_Given text_.
#####

Making SDN better with IPv6
- Date:
- 6. Dezember, 18 - 19.30 h, anschliessend Apéro bis ca 21 h
- Lieu:
Digicomp, Limmatstrasse 50, Zürich
- Event sponsor:
- Public cible:
- IT Decision Makers, Architects, Network-, Systems-, Security Engineers, Developers
Contrary to what the networking and virtualization vendors claim, SDN (software-defined networking) isn’t an amazing new discovery but an interesting rehash of old ideas (after all, we had controller-based networks in the days of IBM mainframes). Even worse, most vendors shipping so-called software-defined solutions implement them first for IPv4, grudgingly adding support for IPv6 years later when the customers force them to face new reality. Not surprisingly, trying to reinvent old technologies and forwarding paradigms rarely ends well.
There are a few notable exceptions, from network operators like Deutsche Telekom building fully-automated IPv6-only networks to cloud providers using the extra address space provided by IPv6 in novel ways to implement fast container networking or service mobility.
The short presentation by Ivan Pepelnjak will start with a brief recap of what SDN is (and is not), describe why most SDN solutions should be protocol agnostic (it shouldn’t matter whether they use IPv4 or IPv6 addresses to forward traffic), and finally how one can creatively use the unique properties of IPv6 to implement novel solutions like better load balancing in leaf-and-spine fabrics and service mobility with Identifier Locator Addressing.

#####

_Tasks_.
1. In the SDN and IPv6 event announcement, what is the venue's name and address?
2. For each statement, say whether it agrees with the SDN and IPv6 event announcement, and quote the exact words of the announcement that decide it.
(a) Most vendors implement their software-defined solutions for IPv6 first.
(b) Deutsche Telekom is named as a network operator building IPv6-only networks.
(c) Ivan Pepelnjak gives the presentation.
3. Resume the SDN and IPv6 event announcement after its last sentence.
The material that comes next has no connection to the SDN and IPv6 event announcement.

#####

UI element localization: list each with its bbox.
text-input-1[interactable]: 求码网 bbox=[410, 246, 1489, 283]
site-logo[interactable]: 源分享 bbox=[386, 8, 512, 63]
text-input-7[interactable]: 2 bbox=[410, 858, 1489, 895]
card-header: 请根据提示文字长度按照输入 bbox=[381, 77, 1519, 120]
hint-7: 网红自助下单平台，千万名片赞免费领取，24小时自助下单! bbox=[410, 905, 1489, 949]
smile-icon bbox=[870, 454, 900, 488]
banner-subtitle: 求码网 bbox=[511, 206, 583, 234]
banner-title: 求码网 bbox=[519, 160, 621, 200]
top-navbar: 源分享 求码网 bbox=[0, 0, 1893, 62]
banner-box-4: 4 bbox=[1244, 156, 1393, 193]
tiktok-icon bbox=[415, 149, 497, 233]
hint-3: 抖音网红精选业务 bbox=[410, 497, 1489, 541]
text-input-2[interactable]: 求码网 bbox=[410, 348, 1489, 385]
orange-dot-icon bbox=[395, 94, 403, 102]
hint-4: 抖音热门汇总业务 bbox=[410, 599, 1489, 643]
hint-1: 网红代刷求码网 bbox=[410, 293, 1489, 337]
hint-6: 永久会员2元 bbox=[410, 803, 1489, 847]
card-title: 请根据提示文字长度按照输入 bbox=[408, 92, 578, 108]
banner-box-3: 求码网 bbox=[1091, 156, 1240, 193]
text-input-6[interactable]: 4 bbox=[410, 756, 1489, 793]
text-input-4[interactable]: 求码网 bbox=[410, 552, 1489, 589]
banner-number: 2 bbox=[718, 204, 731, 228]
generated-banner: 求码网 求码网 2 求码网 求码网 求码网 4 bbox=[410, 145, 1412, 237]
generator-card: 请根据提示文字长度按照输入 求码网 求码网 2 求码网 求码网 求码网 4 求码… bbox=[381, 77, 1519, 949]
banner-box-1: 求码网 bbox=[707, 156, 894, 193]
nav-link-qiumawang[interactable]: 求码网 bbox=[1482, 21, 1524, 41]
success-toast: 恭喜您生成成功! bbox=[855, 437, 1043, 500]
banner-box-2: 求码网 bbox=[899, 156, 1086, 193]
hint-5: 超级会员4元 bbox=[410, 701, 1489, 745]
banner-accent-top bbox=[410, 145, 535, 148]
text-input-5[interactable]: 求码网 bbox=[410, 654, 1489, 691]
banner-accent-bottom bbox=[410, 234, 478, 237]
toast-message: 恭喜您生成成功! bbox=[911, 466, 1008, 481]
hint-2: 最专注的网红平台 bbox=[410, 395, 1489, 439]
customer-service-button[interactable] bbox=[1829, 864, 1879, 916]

#####

_Answers for each item_.
1. Digicomp, Limmatstrasse 50, Zürich.

2.
(a) No: "implement them first for IPv4"
(b) Yes: "network operators like Deutsche Telekom building fully-automated IPv6-only networks"
(c) Yes: "The short presentation by Ivan Pepelnjak"

3.
Language for presentation and discussion is English.
Agenda
- 17.30 - 18.00 h - Doors open, registration
- 18.00 - ca 19.30 h - Presentation, Q&A and discussion
- 19.30 - ca 21 h - Apero Riche and casual networking
Register via Digicomp website. For IPv6 Expert members the event is free, for all other we charge a contribution towards expensecost of 20.- Swiss francs, to be paid in cash on entrance.
Speaker
Ivan Pepelnjak, Independent Network Architect, ipSpace.net
Ivan Pepelnjak (CCIE#1354 Emeritus) has been designing, deploying, operating and troubleshooting IP-based enterprise and service provider networks since 1990. He’s the author of EIGRP and MPLS books published by Cisco Press, numerous articles and highly praised webinars, including Building Large IPv6 Service Provider Networks, IPv6 Security and IPv6 Transition Mechanisms.
His blog, where you'll find numerous data center- and IPv6-related articles, is usually considered one of the best technology-focused internetworking blogs.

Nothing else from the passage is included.